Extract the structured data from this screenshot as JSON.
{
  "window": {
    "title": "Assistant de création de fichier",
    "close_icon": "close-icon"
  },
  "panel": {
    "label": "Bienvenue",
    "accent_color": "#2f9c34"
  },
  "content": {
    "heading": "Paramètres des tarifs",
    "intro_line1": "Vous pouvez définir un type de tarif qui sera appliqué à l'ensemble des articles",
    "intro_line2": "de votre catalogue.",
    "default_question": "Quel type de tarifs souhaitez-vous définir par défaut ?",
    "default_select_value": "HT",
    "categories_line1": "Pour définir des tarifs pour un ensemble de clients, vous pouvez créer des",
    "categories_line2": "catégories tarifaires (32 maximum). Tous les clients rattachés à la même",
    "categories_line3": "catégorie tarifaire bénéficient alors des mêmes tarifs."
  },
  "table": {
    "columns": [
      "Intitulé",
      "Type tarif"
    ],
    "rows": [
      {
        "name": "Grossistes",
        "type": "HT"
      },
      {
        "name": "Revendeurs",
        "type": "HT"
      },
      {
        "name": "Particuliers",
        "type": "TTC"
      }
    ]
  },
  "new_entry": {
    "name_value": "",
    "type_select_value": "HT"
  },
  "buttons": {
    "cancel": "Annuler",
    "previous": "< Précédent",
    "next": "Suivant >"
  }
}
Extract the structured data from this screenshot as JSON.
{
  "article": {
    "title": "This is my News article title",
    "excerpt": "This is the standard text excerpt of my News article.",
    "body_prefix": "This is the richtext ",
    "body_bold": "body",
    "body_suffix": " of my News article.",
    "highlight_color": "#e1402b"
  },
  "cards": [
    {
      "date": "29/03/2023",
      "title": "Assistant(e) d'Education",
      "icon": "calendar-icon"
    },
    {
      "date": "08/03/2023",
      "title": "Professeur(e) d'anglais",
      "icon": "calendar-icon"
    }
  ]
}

□ □ □ □ □ □ □

■ What you are asked to do
Look for "Assistant" and pull out every line that has it.

■ Exercise answer
    "title": "Assistant de création de fichier",
      "title": "Assistant(e) d'Education",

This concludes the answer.